**The problem**
The entries below should be given again exactly, minus their pictures.

**Recorded information**
# # # # #
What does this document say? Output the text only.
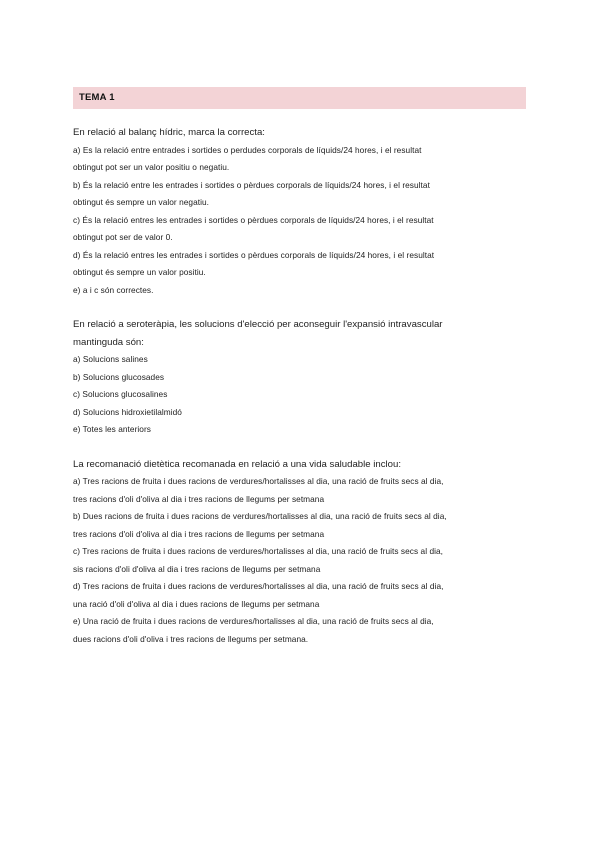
TEMA 1

En relació al balanç hídric, marca la correcta:

a) Es la relació entre entrades i sortides o perdudes corporals de líquids/24 hores, i el resultat

obtingut pot ser un valor positiu o negatiu.

b) És la relació entre les entrades i sortides o pèrdues corporals de líquids/24 hores, i el resultat

obtingut és sempre un valor negatiu.

c) És la relació entres les entrades i sortides o pèrdues corporals de líquids/24 hores, i el resultat

obtingut pot ser de valor 0.

d) És la relació entres les entrades i sortides o pèrdues corporals de líquids/24 hores, i el resultat

obtingut és sempre un valor positiu.

e) a i c són correctes.

En relació a seroteràpia, les solucions d'elecció per aconseguir l'expansió intravascular

mantinguda són:

a) Solucions salines

b) Solucions glucosades

c) Solucions glucosalines

d) Solucions hidroxietilalmidó

e) Totes les anteriors

La recomanació dietètica recomanada en relació a una vida saludable inclou:

a) Tres racions de fruita i dues racions de verdures/hortalisses al dia, una ració de fruits secs al dia,

tres racions d'oli d'oliva al dia i tres racions de llegums per setmana

b) Dues racions de fruita i dues racions de verdures/hortalisses al dia, una ració de fruits secs al dia,

tres racions d'oli d'oliva al dia i tres racions de llegums per setmana

c) Tres racions de fruita i dues racions de verdures/hortalisses al dia, una ració de fruits secs al dia,

sis racions d'oli d'oliva al dia i tres racions de llegums per setmana

d) Tres racions de fruita i dues racions de verdures/hortalisses al dia, una ració de fruits secs al dia,

una ració d'oli d'oliva al dia i dues racions de llegums per setmana

e) Una ració de fruita i dues racions de verdures/hortalisses al dia, una ració de fruits secs al dia,

dues racions d'oli d'oliva i tres racions de llegums per setmana.
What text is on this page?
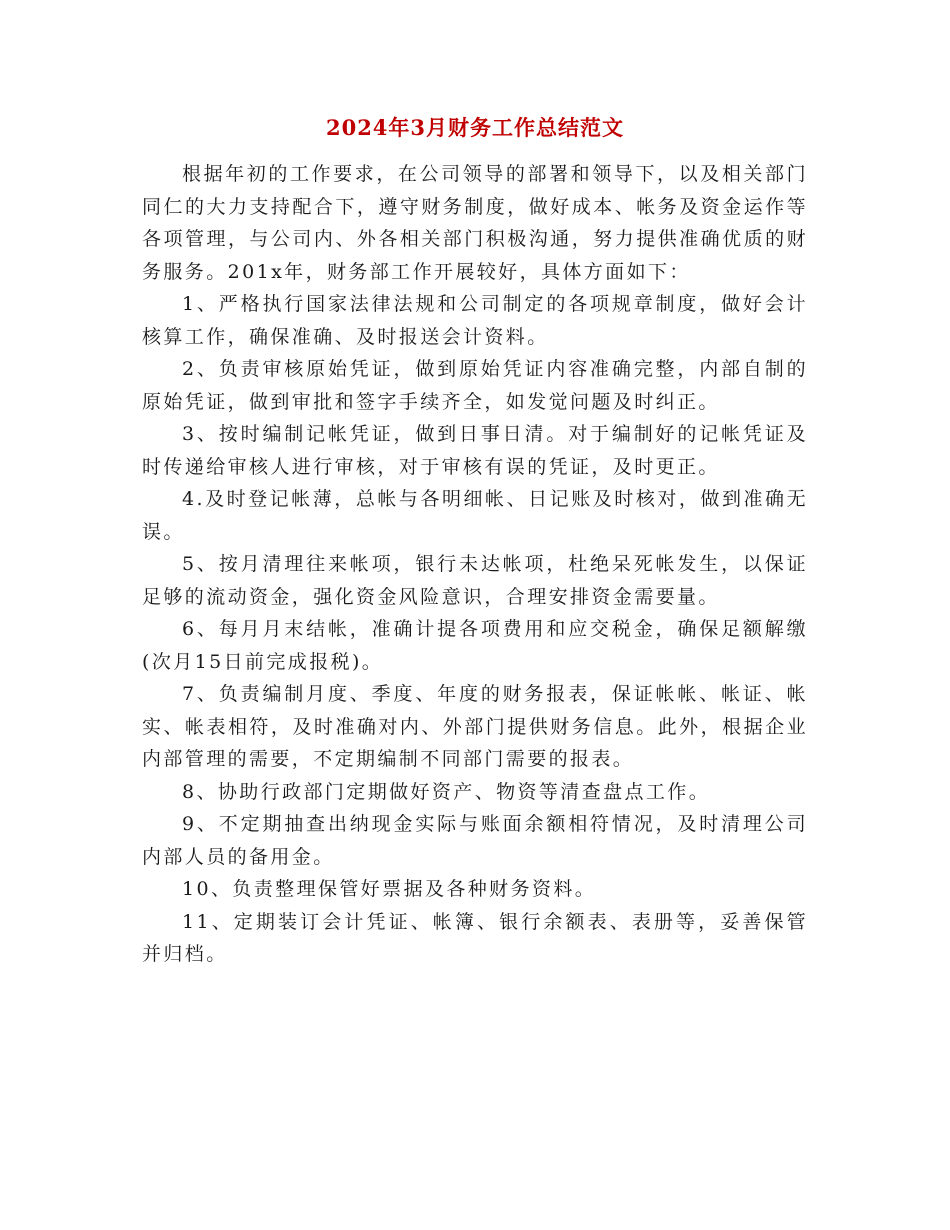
2024年3月财务工作总结范文

根据年初的工作要求，在公司领导的部署和领导下，以及相关部门同仁的大力支持配合下，遵守财务制度，做好成本、帐务及资金运作等各项管理，与公司内、外各相关部门积极沟通，努力提供准确优质的财务服务。201x年，财务部工作开展较好，具体方面如下：

1、严格执行国家法律法规和公司制定的各项规章制度，做好会计核算工作，确保准确、及时报送会计资料。

2、负责审核原始凭证，做到原始凭证内容准确完整，内部自制的原始凭证，做到审批和签字手续齐全，如发觉问题及时纠正。

3、按时编制记帐凭证，做到日事日清。对于编制好的记帐凭证及时传递给审核人进行审核，对于审核有误的凭证，及时更正。

4.及时登记帐薄，总帐与各明细帐、日记账及时核对，做到准确无误。

5、按月清理往来帐项，银行未达帐项，杜绝呆死帐发生，以保证足够的流动资金，强化资金风险意识，合理安排资金需要量。

6、每月月末结帐，准确计提各项费用和应交税金，确保足额解缴(次月15日前完成报税)。

7、负责编制月度、季度、年度的财务报表，保证帐帐、帐证、帐实、帐表相符，及时准确对内、外部门提供财务信息。此外，根据企业内部管理的需要，不定期编制不同部门需要的报表。

8、协助行政部门定期做好资产、物资等清查盘点工作。

9、不定期抽查出纳现金实际与账面余额相符情况，及时清理公司内部人员的备用金。

10、负责整理保管好票据及各种财务资料。

11、定期装订会计凭证、帐簿、银行余额表、表册等，妥善保管并归档。
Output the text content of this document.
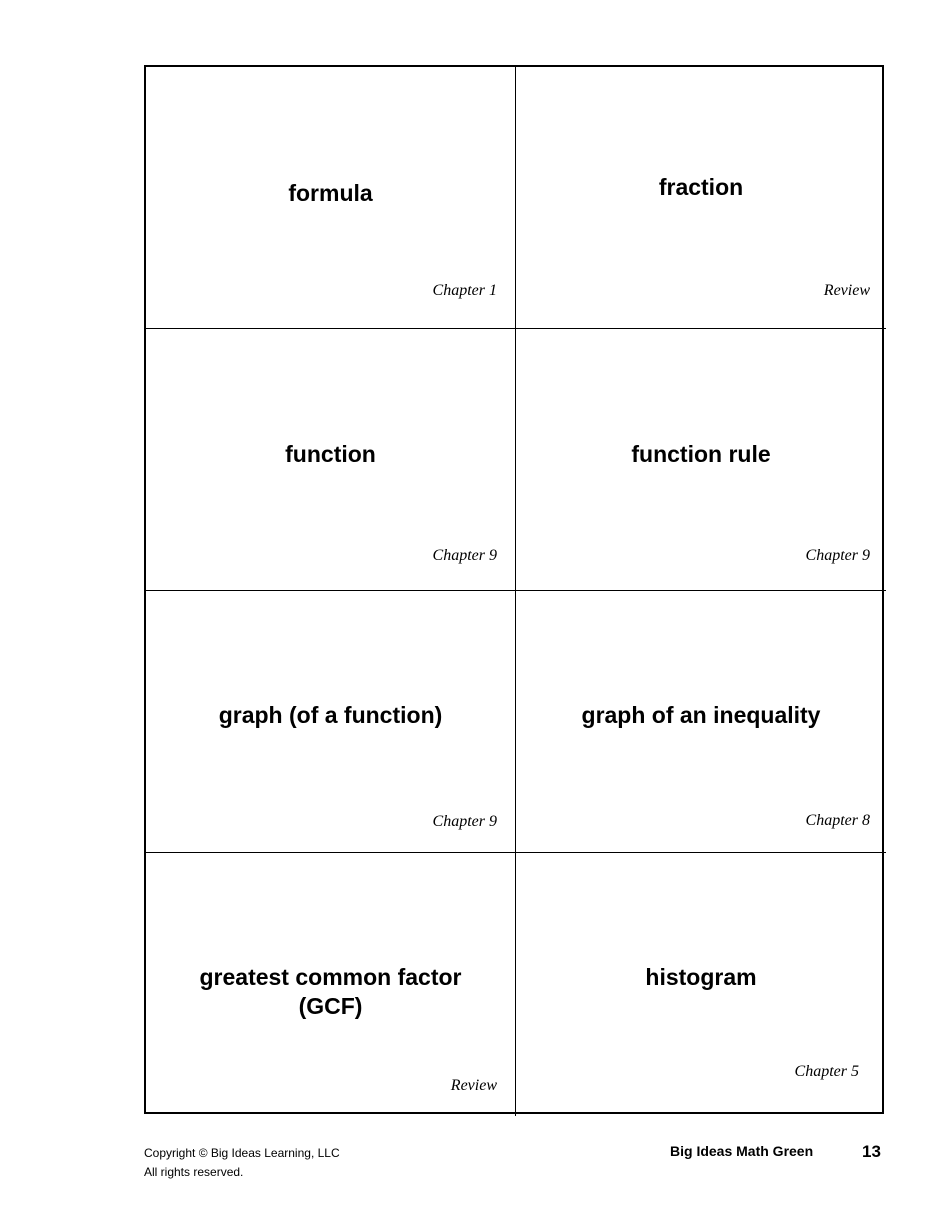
formula
Chapter 1
fraction
Review
function
Chapter 9
function rule
Chapter 9
graph (of a function)
Chapter 9
graph of an inequality
Chapter 8
greatest common factor
(GCF)
Review
histogram
Chapter 5
Copyright © Big Ideas Learning, LLC
All rights reserved.
Big Ideas Math Green	13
# # # # #
**Worked answer**
What does this document say? Output the text only.
TEMA 1

En relació al balanç hídric, marca la correcta:

a) Es la relació entre entrades i sortides o perdudes corporals de líquids/24 hores, i el resultat

obtingut pot ser un valor positiu o negatiu.

b) És la relació entre les entrades i sortides o pèrdues corporals de líquids/24 hores, i el resultat

obtingut és sempre un valor negatiu.

c) És la relació entres les entrades i sortides o pèrdues corporals de líquids/24 hores, i el resultat

obtingut pot ser de valor 0.

d) És la relació entres les entrades i sortides o pèrdues corporals de líquids/24 hores, i el resultat

obtingut és sempre un valor positiu.

e) a i c són correctes.

En relació a seroteràpia, les solucions d'elecció per aconseguir l'expansió intravascular

mantinguda són:

a) Solucions salines

b) Solucions glucosades

c) Solucions glucosalines

d) Solucions hidroxietilalmidó

e) Totes les anteriors

La recomanació dietètica recomanada en relació a una vida saludable inclou:

a) Tres racions de fruita i dues racions de verdures/hortalisses al dia, una ració de fruits secs al dia,

tres racions d'oli d'oliva al dia i tres racions de llegums per setmana

b) Dues racions de fruita i dues racions de verdures/hortalisses al dia, una ració de fruits secs al dia,

tres racions d'oli d'oliva al dia i tres racions de llegums per setmana

c) Tres racions de fruita i dues racions de verdures/hortalisses al dia, una ració de fruits secs al dia,

sis racions d'oli d'oliva al dia i tres racions de llegums per setmana

d) Tres racions de fruita i dues racions de verdures/hortalisses al dia, una ració de fruits secs al dia,

una ració d'oli d'oliva al dia i dues racions de llegums per setmana

e) Una ració de fruita i dues racions de verdures/hortalisses al dia, una ració de fruits secs al dia,

dues racions d'oli d'oliva i tres racions de llegums per setmana.
What text is on this page?
2024年3月财务工作总结范文

根据年初的工作要求，在公司领导的部署和领导下，以及相关部门同仁的大力支持配合下，遵守财务制度，做好成本、帐务及资金运作等各项管理，与公司内、外各相关部门积极沟通，努力提供准确优质的财务服务。201x年，财务部工作开展较好，具体方面如下：

1、严格执行国家法律法规和公司制定的各项规章制度，做好会计核算工作，确保准确、及时报送会计资料。

2、负责审核原始凭证，做到原始凭证内容准确完整，内部自制的原始凭证，做到审批和签字手续齐全，如发觉问题及时纠正。

3、按时编制记帐凭证，做到日事日清。对于编制好的记帐凭证及时传递给审核人进行审核，对于审核有误的凭证，及时更正。

4.及时登记帐薄，总帐与各明细帐、日记账及时核对，做到准确无误。

5、按月清理往来帐项，银行未达帐项，杜绝呆死帐发生，以保证足够的流动资金，强化资金风险意识，合理安排资金需要量。

6、每月月末结帐，准确计提各项费用和应交税金，确保足额解缴(次月15日前完成报税)。

7、负责编制月度、季度、年度的财务报表，保证帐帐、帐证、帐实、帐表相符，及时准确对内、外部门提供财务信息。此外，根据企业内部管理的需要，不定期编制不同部门需要的报表。

8、协助行政部门定期做好资产、物资等清查盘点工作。

9、不定期抽查出纳现金实际与账面余额相符情况，及时清理公司内部人员的备用金。

10、负责整理保管好票据及各种财务资料。

11、定期装订会计凭证、帐簿、银行余额表、表册等，妥善保管并归档。
Output the text content of this document.
formula
Chapter 1
fraction
Review
function
Chapter 9
function rule
Chapter 9
graph (of a function)
Chapter 9
graph of an inequality
Chapter 8
greatest common factor
(GCF)
Review
histogram
Chapter 5
Copyright © Big Ideas Learning, LLC
All rights reserved.
Big Ideas Math Green	13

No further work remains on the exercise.